_Brano di testo_
-.-.-

Il principe canarino: le ali dell’amore
Nelle storie di famiglia mi si parlava spesso di un poeta, che abitava in un paese perduto in mezzo all’acque delle risaie. Della sua storia sono sopravvissuti pochi brandelli: le registrazioni dei canti delle mondine, le descrizioni dei temporali sulla città, qualche verso e…l’amore per i canarini. Del canto di quegli strani uccelli l’aria si riempiva, accompagnando del loro cinguettio i giorni della mietitura, diventando come un paesaggio sonoro inconscio, che colorava di un lampo giallo la fatica dei pomeriggi assolati. Si dice addirittura che nei lunghi giorni nebbia solo il canto gioioso di quegli uccelli permettesse alle donne nei campi di ritrovare la via verso casa e di non perdersi in quell’indistinta pianura.
Non mi stupisce allora di trovare nella raccolta delle fiabe italiane di Calvino, il racconto del Principe-canarino. Sarà venuto forse da quelle terre il “principe canarino”? Quel che è certo, è che questa fiaba torinese, traduce la narrazione raccolta da Giuseppe Rua nel 1887. In originale la fiaba, era narrata in dialetto, “l’canarin” e la trascrizione dialettale è ancora consultabile sul sesto volume della rivista di fine Ottocento “Archivio per lo studio delle tradizioni popolari”. Ma cosa legherà mai la terra piemontese ai canarini? (A i era un re ch’a l’avìa ‘na fia…c’era un re che aveva un figlia).

-.-.-

[Record estratti]
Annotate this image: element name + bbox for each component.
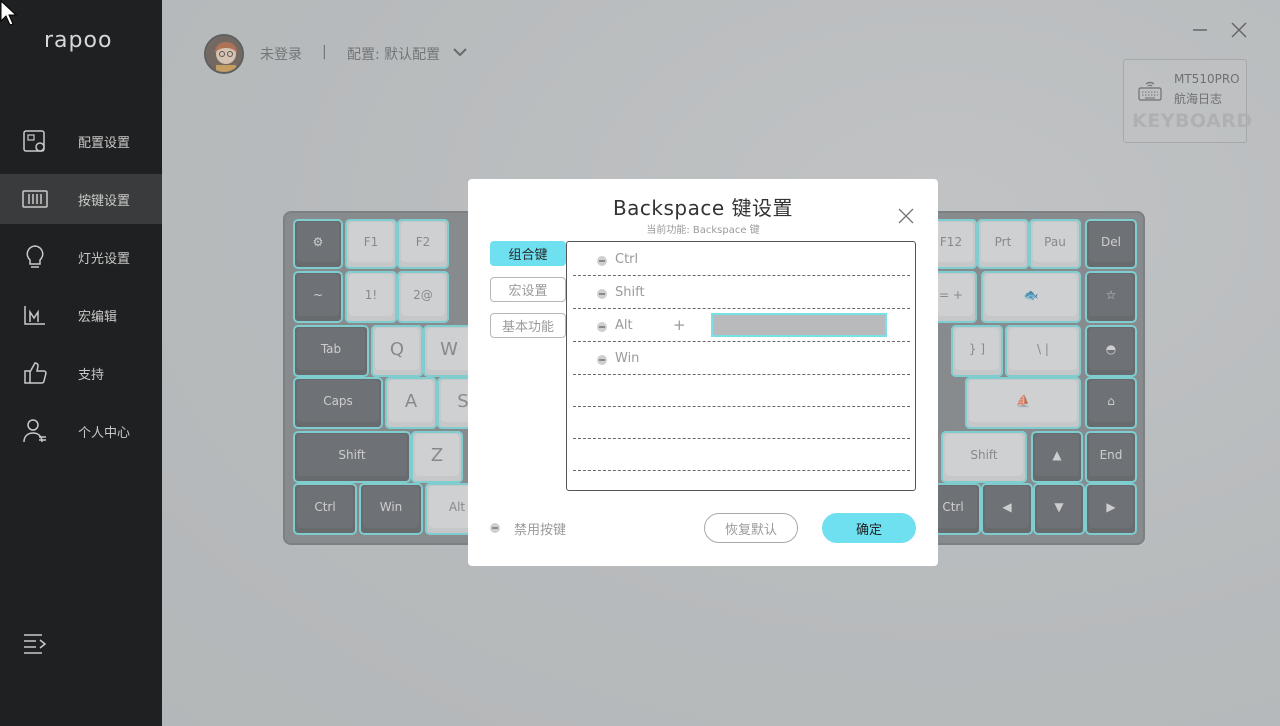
sidebar-item-label: 灯光设置 (78, 252, 131, 267)
modifier-toggle[interactable] (597, 289, 607, 299)
dialog-title: Backspace 键设置 (612, 196, 794, 220)
macro-icon (24, 306, 45, 325)
restore-default-button[interactable]: 恢复默认 (704, 513, 798, 543)
key-settings-dialog: Backspace 键设置 当前功能: Backspace 键 组合键 宏设置 … (468, 179, 938, 566)
close-icon[interactable] (896, 206, 916, 226)
modifier-toggle[interactable] (597, 256, 607, 266)
empty-row (573, 439, 910, 471)
empty-row (573, 407, 910, 439)
disable-key-toggle[interactable] (490, 523, 500, 533)
sidebar-item-support[interactable]: 支持 (0, 348, 162, 398)
sidebar-item-label: 个人中心 (78, 426, 131, 441)
modifier-row-win[interactable]: Win (573, 343, 910, 375)
sidebar-item-label: 按键设置 (78, 194, 131, 209)
tab-macro[interactable]: 宏设置 (490, 277, 566, 302)
menu-icon[interactable] (22, 632, 48, 654)
modifier-list: Ctrl Shift Alt + Win (566, 241, 916, 491)
sidebar-item-label: 宏编辑 (78, 310, 118, 325)
tab-combo-key[interactable]: 组合键 (490, 241, 566, 266)
sidebar-item-macro[interactable]: 宏编辑 (0, 290, 162, 340)
modifier-label: Win (615, 351, 640, 366)
modifier-label: Ctrl (615, 252, 639, 267)
modifier-row-alt[interactable]: Alt + (573, 310, 910, 342)
modifier-toggle[interactable] (597, 355, 607, 365)
modifier-row-shift[interactable]: Shift (573, 277, 910, 309)
mouse-cursor-icon (0, 0, 18, 26)
user-icon (23, 419, 46, 443)
disable-key-label[interactable]: 禁用按键 (514, 519, 566, 538)
sidebar-item-keys[interactable]: 按键设置 (0, 174, 162, 224)
sidebar-item-label: 配置设置 (78, 136, 131, 151)
rapoo-logo: rapoo (44, 28, 113, 53)
config-icon (23, 130, 45, 152)
combo-key-input[interactable] (711, 313, 887, 337)
modifier-label: Shift (615, 285, 645, 300)
sidebar-item-lighting[interactable]: 灯光设置 (0, 232, 162, 282)
sidebar-item-profile[interactable]: 个人中心 (0, 406, 162, 456)
confirm-button[interactable]: 确定 (822, 513, 916, 543)
keys-icon (22, 190, 48, 208)
tab-basic-function[interactable]: 基本功能 (490, 313, 566, 338)
plus-sign: + (673, 316, 686, 334)
sidebar: rapoo 配置设置 按键设置 灯光设置 宏编辑 支持 个人中心 (0, 0, 162, 726)
modifier-toggle[interactable] (597, 322, 607, 332)
sidebar-item-config[interactable]: 配置设置 (0, 116, 162, 166)
dialog-subtitle: 当前功能: Backspace 键 (646, 225, 760, 236)
sidebar-item-label: 支持 (78, 368, 105, 383)
empty-row (573, 375, 910, 407)
thumbs-up-icon (24, 362, 47, 384)
modifier-label: Alt (615, 318, 633, 333)
bulb-icon (26, 245, 44, 268)
modifier-row-ctrl[interactable]: Ctrl (573, 244, 910, 276)
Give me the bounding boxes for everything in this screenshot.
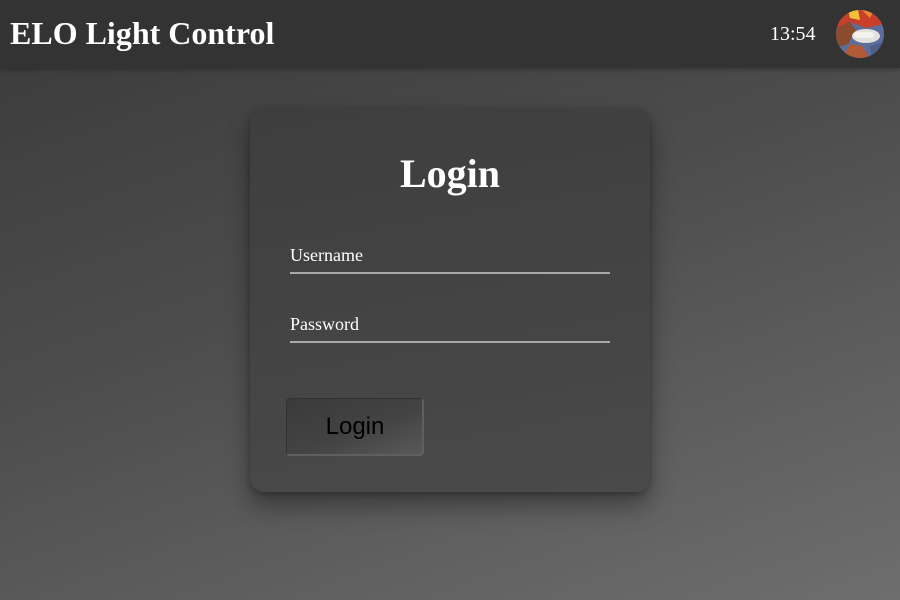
password-input[interactable] xyxy=(290,305,610,343)
clock: 13:54 xyxy=(770,23,816,45)
user-avatar-icon[interactable] xyxy=(836,10,884,58)
username-input[interactable] xyxy=(290,236,610,274)
avatar-image xyxy=(836,10,884,58)
app-title: ELO Light Control xyxy=(10,15,275,51)
login-button[interactable]: Login xyxy=(286,398,424,456)
top-bar: ELO Light Control 13:54 xyxy=(0,0,900,68)
login-title: Login xyxy=(399,151,501,196)
login-card: Login Username Password Login xyxy=(250,108,650,492)
password-field: Password xyxy=(290,305,610,343)
username-field: Username xyxy=(290,236,610,274)
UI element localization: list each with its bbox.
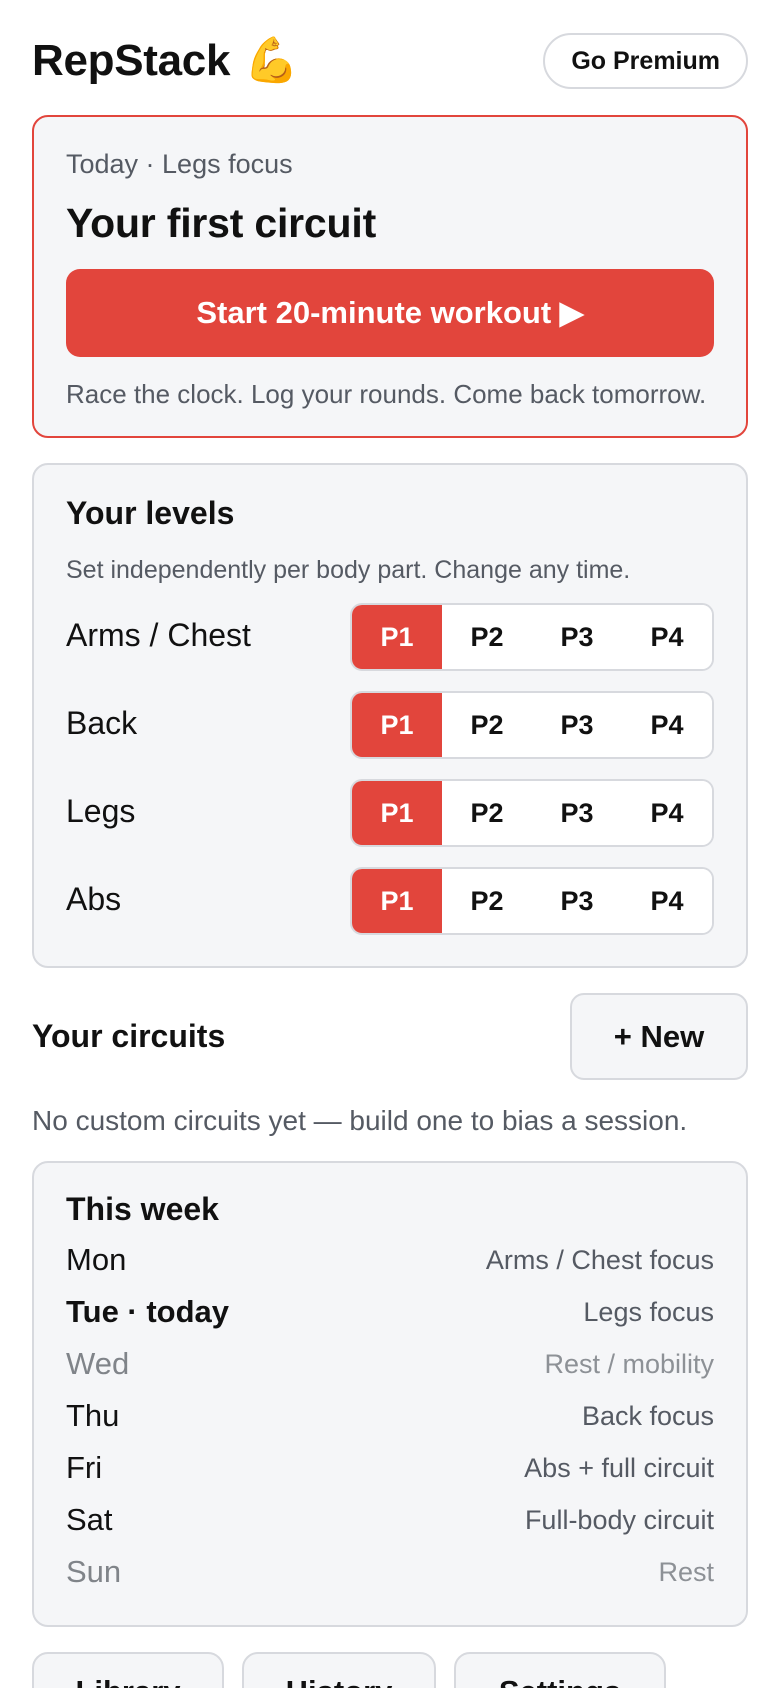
week-day-name: Fri: [66, 1450, 103, 1485]
level-option-p1[interactable]: P1: [352, 605, 442, 669]
tab-settings[interactable]: Settings: [454, 1652, 666, 1688]
level-row: Arms / Chest P1 P2 P3 P4: [66, 603, 714, 691]
week-day-name: Thu: [66, 1398, 120, 1433]
level-option-p4[interactable]: P4: [622, 781, 712, 845]
level-option-p1[interactable]: P1: [352, 869, 442, 933]
level-option-p1[interactable]: P1: [352, 693, 442, 757]
week-schedule-card: This week Mon Arms / Chest focus Tue · tod…: [32, 1161, 748, 1627]
start-workout-button[interactable]: Start 20-minute workout ▶: [66, 269, 714, 357]
level-rows: Arms / Chest P1 P2 P3 P4 Back P1 P2 P3 P4 Legs P1 P2…: [66, 603, 714, 955]
week-day-plan: Abs + full circuit: [524, 1452, 714, 1483]
level-selector: P1 P2 P3 P4: [350, 779, 714, 847]
level-label: Legs: [66, 793, 136, 829]
level-option-p3[interactable]: P3: [532, 869, 622, 933]
today-focus-label: Today · Legs focus: [66, 149, 293, 179]
week-day-row: Tue · today Legs focus: [66, 1286, 714, 1338]
week-day-plan: Back focus: [581, 1400, 714, 1431]
level-selector: P1 P2 P3 P4: [350, 691, 714, 759]
circuits-empty-state: No custom circuits yet — build one to bi…: [32, 1105, 688, 1136]
circuits-title: Your circuits: [32, 1018, 226, 1054]
today-workout-title: Your first circuit: [66, 200, 377, 246]
home-screen: RepStack 💪 Go Premium Today · Legs focus…: [0, 0, 780, 1688]
bottom-tabs: Library History Settings: [32, 1652, 666, 1688]
new-circuit-button[interactable]: + New: [570, 993, 748, 1080]
week-day-name: Sun: [66, 1554, 122, 1589]
level-option-p2[interactable]: P2: [442, 693, 532, 757]
level-option-p3[interactable]: P3: [532, 605, 622, 669]
today-workout-note: Race the clock. Log your rounds. Come ba…: [66, 379, 707, 409]
level-row: Abs P1 P2 P3 P4: [66, 867, 714, 955]
level-label: Arms / Chest: [66, 617, 251, 653]
week-day-plan: Legs focus: [583, 1296, 714, 1327]
tab-history[interactable]: History: [242, 1652, 436, 1688]
level-option-p3[interactable]: P3: [532, 781, 622, 845]
week-day-name: Sat: [66, 1502, 113, 1537]
level-selector: P1 P2 P3 P4: [350, 603, 714, 671]
level-option-p4[interactable]: P4: [622, 693, 712, 757]
week-day-row: Thu Back focus: [66, 1390, 714, 1442]
level-option-p1[interactable]: P1: [352, 781, 442, 845]
week-day-name: Wed: [66, 1346, 130, 1381]
week-day-plan: Full-body circuit: [524, 1504, 714, 1535]
week-day-plan: Rest: [658, 1556, 714, 1587]
brand: RepStack 💪: [32, 36, 299, 86]
levels-card: Your levels Set independently per body p…: [32, 463, 748, 968]
app-title: RepStack: [32, 36, 231, 85]
week-rows: Mon Arms / Chest focus Tue · today Legs foc…: [66, 1234, 714, 1598]
levels-title: Your levels: [66, 495, 235, 531]
week-day-row: Mon Arms / Chest focus: [66, 1234, 714, 1286]
week-day-name: Tue · today: [66, 1294, 230, 1329]
level-option-p3[interactable]: P3: [532, 693, 622, 757]
week-title: This week: [66, 1191, 219, 1227]
level-option-p2[interactable]: P2: [442, 605, 532, 669]
app-header: RepStack 💪 Go Premium: [32, 0, 748, 122]
week-day-plan: Arms / Chest focus: [485, 1244, 714, 1275]
week-day-row: Sun Rest: [66, 1546, 714, 1598]
levels-note: Set independently per body part. Change …: [66, 556, 631, 584]
level-option-p2[interactable]: P2: [442, 781, 532, 845]
go-premium-button[interactable]: Go Premium: [543, 33, 748, 89]
level-selector: P1 P2 P3 P4: [350, 867, 714, 935]
tab-library[interactable]: Library: [32, 1652, 224, 1688]
level-option-p4[interactable]: P4: [622, 605, 712, 669]
level-option-p2[interactable]: P2: [442, 869, 532, 933]
week-day-row: Wed Rest / mobility: [66, 1338, 714, 1390]
level-label: Back: [66, 705, 138, 741]
level-option-p4[interactable]: P4: [622, 869, 712, 933]
level-label: Abs: [66, 881, 122, 917]
level-row: Back P1 P2 P3 P4: [66, 691, 714, 779]
flexed-biceps-icon: 💪: [244, 36, 299, 85]
week-day-row: Sat Full-body circuit: [66, 1494, 714, 1546]
week-day-plan: Rest / mobility: [544, 1348, 714, 1379]
level-row: Legs P1 P2 P3 P4: [66, 779, 714, 867]
today-workout-card: Today · Legs focus Your first circuit St…: [32, 115, 748, 438]
week-day-row: Fri Abs + full circuit: [66, 1442, 714, 1494]
circuits-header: Your circuits + New: [32, 993, 748, 1080]
week-day-name: Mon: [66, 1242, 127, 1277]
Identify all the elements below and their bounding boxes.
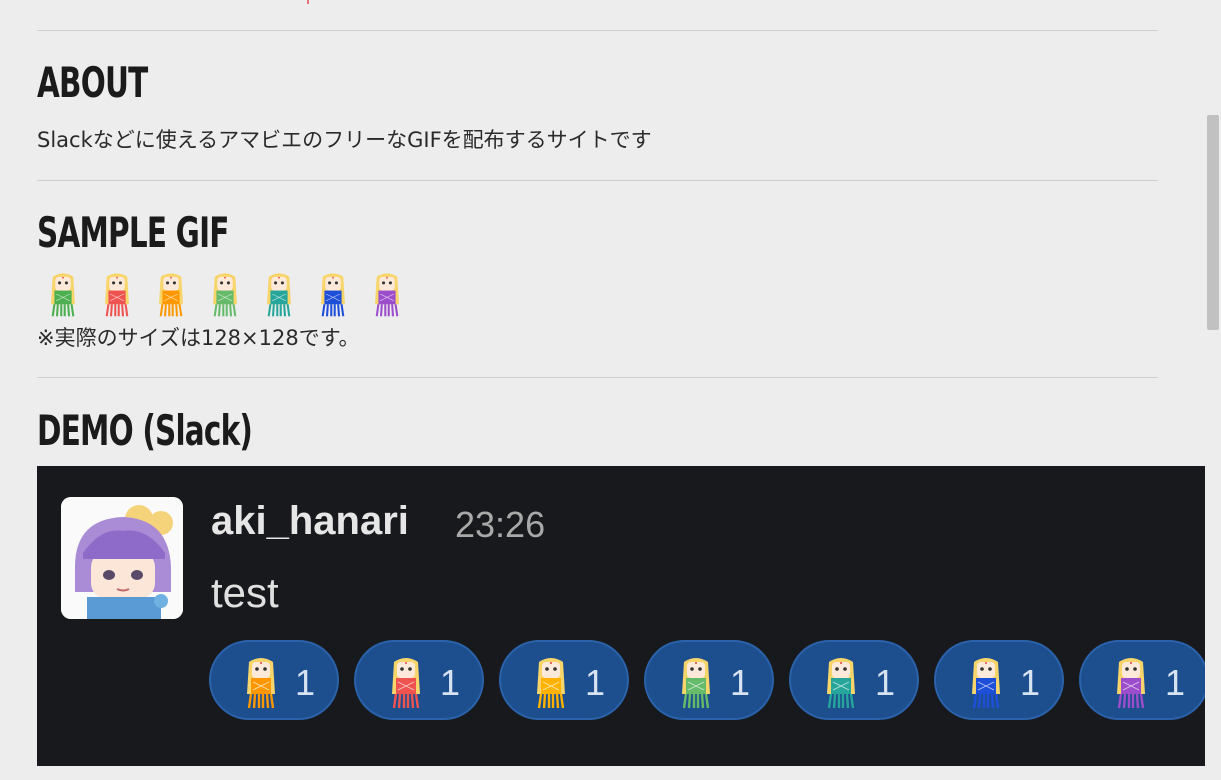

-.-.-

_Obiettivi_
**A.** Elenca tutto ciò che, secondo il brano sul principe canarino, è sopravvissuto della storia del poeta.
**B.** Duplica le righe dei record a partire da quella che contiene "week-day-name: Fri: [66, 1450, 103, 1485]" e fino a quella che contiene "level-option-p4[interactable]: P4: [622, 781, 712, 845]", estremi compresi.

_Risultati per attività_
**A.**
- le registrazioni dei canti delle mondine
- le descrizioni dei temporali sulla città
- qualche verso
- l'amore per i canarini

**B.**
week-day-name: Fri: [66, 1450, 103, 1485]
level-option-p1[interactable]: P1: [352, 605, 442, 669]
tab-settings[interactable]: Settings: [454, 1652, 666, 1688]
level-row: Arms / Chest P1 P2 P3 P4: [66, 603, 714, 691]
week-day-name: Thu: [66, 1398, 120, 1433]
level-option-p4[interactable]: P4: [622, 781, 712, 845]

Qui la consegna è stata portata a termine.